╭─ DATA RECORDS
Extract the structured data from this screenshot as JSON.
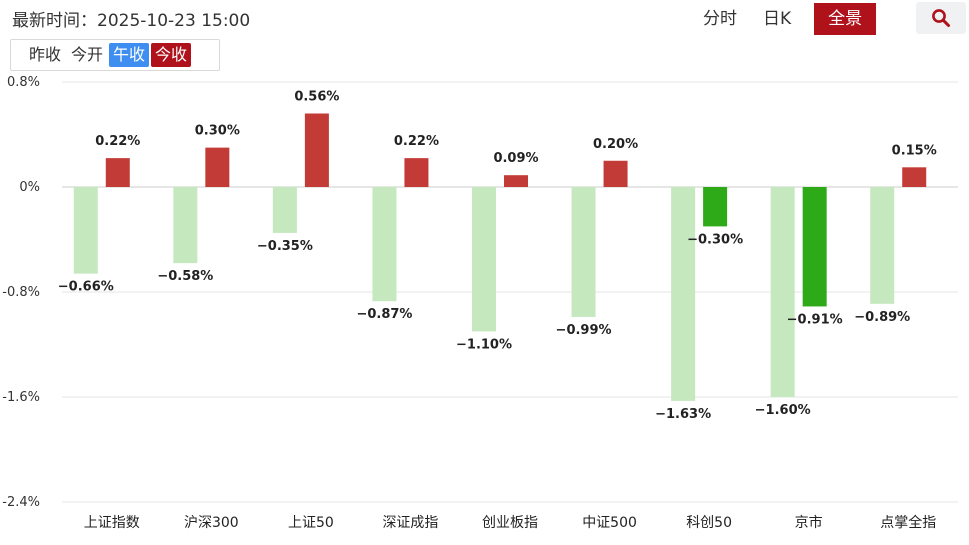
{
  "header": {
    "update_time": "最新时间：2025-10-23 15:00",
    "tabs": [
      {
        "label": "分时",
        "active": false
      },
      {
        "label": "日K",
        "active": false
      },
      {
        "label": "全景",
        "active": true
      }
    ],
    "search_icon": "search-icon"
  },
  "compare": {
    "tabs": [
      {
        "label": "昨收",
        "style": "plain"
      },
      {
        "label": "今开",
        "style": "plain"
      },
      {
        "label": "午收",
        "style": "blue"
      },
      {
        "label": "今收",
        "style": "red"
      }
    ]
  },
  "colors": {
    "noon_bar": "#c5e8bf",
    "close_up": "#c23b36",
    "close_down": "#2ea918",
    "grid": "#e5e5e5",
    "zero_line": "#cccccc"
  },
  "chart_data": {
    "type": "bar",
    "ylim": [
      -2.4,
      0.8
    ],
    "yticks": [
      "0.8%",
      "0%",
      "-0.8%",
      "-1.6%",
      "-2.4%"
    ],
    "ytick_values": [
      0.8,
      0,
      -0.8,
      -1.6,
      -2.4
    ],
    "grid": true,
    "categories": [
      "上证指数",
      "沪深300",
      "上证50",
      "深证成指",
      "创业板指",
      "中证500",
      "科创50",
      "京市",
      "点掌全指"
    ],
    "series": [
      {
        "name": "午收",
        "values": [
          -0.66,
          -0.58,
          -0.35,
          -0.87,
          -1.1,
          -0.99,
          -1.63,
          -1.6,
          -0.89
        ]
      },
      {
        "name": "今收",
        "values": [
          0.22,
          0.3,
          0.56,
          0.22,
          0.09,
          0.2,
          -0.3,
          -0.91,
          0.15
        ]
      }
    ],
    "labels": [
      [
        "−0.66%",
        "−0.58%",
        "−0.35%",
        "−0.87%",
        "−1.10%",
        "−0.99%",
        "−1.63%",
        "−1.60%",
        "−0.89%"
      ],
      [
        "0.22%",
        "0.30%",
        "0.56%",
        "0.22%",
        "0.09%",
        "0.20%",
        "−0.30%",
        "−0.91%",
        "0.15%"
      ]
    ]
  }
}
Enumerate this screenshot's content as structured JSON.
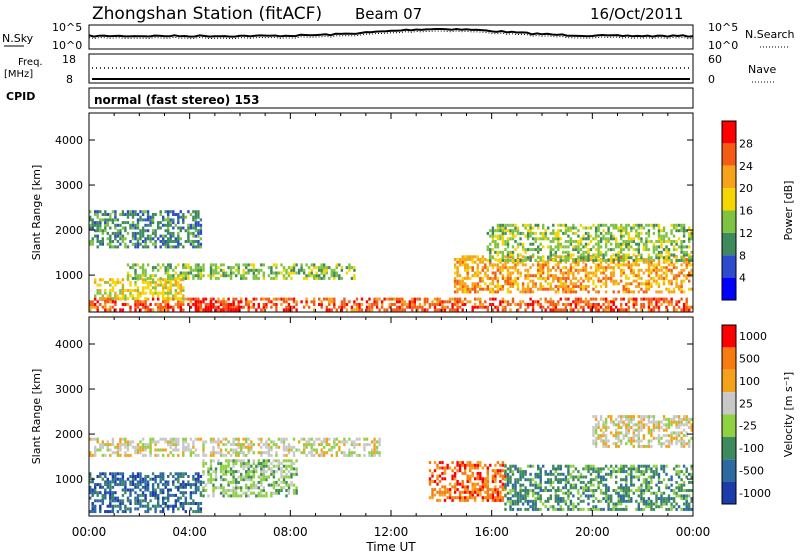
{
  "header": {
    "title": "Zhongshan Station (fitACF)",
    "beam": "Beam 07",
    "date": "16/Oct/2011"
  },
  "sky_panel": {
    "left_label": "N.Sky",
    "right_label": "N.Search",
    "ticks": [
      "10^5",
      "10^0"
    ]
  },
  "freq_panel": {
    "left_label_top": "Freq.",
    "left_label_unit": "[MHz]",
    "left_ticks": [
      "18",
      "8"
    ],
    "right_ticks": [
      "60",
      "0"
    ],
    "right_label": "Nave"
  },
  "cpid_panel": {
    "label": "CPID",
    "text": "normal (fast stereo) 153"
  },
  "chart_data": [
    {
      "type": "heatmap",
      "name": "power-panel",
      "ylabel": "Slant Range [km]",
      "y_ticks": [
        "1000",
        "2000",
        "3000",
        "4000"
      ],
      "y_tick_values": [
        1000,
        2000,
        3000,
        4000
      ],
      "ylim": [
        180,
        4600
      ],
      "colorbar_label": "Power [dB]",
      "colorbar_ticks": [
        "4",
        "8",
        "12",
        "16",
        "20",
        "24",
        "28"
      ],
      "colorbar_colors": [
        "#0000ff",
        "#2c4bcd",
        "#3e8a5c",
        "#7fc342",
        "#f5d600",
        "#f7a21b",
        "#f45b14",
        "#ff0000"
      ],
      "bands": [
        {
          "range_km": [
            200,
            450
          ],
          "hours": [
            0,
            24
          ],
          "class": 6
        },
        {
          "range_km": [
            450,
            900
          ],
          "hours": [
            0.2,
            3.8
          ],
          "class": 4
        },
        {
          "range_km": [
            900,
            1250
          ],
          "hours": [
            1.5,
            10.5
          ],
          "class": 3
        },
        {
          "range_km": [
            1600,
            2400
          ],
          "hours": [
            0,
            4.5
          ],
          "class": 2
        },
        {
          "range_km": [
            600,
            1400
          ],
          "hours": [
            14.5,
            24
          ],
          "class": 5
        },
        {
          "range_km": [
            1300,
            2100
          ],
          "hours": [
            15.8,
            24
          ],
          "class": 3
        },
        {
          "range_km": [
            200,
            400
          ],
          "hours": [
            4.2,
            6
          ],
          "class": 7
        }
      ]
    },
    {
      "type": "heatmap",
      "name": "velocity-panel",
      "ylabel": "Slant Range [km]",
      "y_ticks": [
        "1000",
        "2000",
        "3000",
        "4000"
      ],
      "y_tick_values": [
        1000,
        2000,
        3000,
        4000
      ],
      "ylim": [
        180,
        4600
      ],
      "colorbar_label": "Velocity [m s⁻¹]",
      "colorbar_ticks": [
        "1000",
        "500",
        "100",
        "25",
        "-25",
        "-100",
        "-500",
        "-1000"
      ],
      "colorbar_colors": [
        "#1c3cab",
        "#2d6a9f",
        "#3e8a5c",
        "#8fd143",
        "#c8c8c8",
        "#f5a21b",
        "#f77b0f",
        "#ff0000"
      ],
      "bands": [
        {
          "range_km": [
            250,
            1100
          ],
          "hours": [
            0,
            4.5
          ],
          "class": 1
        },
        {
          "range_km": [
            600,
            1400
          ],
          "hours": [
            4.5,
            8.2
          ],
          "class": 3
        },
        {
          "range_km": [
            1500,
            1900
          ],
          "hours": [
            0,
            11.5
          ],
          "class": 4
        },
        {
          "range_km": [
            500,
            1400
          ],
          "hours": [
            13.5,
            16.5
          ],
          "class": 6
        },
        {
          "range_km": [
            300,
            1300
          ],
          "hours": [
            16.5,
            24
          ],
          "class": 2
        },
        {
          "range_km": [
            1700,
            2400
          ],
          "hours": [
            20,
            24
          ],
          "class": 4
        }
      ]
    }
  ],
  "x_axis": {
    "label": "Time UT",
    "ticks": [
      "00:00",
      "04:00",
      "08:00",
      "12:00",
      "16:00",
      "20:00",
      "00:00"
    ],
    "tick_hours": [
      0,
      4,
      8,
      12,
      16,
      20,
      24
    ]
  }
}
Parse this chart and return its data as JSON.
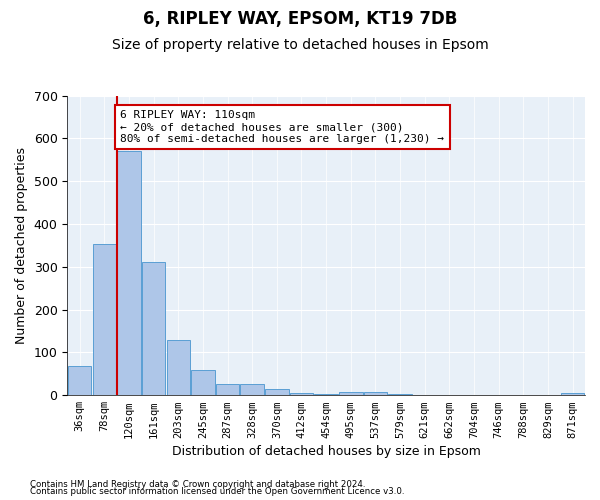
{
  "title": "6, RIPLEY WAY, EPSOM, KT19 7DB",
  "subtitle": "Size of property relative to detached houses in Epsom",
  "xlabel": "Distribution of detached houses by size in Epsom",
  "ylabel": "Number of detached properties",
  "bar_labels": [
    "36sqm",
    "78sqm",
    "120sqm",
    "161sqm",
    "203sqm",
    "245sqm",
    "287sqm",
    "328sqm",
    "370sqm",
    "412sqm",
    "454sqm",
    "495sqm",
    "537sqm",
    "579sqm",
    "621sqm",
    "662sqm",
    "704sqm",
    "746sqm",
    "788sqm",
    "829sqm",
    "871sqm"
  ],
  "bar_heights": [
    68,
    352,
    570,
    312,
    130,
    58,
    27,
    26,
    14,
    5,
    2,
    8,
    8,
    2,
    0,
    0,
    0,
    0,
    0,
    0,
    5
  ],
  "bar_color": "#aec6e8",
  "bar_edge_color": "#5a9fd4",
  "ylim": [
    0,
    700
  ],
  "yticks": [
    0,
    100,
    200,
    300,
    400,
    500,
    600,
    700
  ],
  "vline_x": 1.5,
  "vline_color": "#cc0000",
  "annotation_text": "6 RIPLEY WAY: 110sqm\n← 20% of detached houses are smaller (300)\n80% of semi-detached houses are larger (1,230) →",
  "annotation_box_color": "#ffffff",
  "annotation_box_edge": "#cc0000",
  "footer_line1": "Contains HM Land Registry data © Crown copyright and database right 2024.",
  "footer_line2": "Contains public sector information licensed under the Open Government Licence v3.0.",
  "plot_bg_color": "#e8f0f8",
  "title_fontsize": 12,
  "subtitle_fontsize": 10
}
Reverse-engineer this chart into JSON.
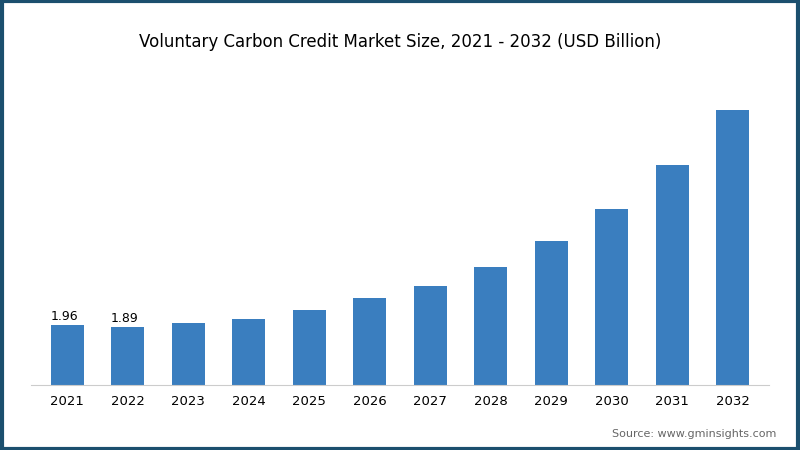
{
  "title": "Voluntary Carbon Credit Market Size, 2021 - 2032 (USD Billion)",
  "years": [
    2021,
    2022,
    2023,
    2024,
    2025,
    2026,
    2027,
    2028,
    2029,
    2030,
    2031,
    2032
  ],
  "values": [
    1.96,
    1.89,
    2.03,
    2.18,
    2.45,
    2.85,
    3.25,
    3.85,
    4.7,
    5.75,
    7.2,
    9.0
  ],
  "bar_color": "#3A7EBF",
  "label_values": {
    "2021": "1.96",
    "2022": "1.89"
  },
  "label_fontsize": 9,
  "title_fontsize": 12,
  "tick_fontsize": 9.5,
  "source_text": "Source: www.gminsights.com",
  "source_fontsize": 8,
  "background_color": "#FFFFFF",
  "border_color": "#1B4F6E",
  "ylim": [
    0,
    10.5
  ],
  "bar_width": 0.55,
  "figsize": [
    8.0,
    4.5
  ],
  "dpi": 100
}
╰─
**TO BE DONE:** Identify lines with the string "detached". Copy each one.

**TASK OUTPUT:**
  "subtitle": "Size of property relative to detached houses in Epsom",
  "xlabel": "Distribution of detached houses by size in Epsom",
  "ylabel": "Number of detached properties",
  "annotation_text": "6 RIPLEY WAY: 110sqm\n← 20% of detached houses are smaller (300)\n80% of semi-detached houses are larger (1,230) →",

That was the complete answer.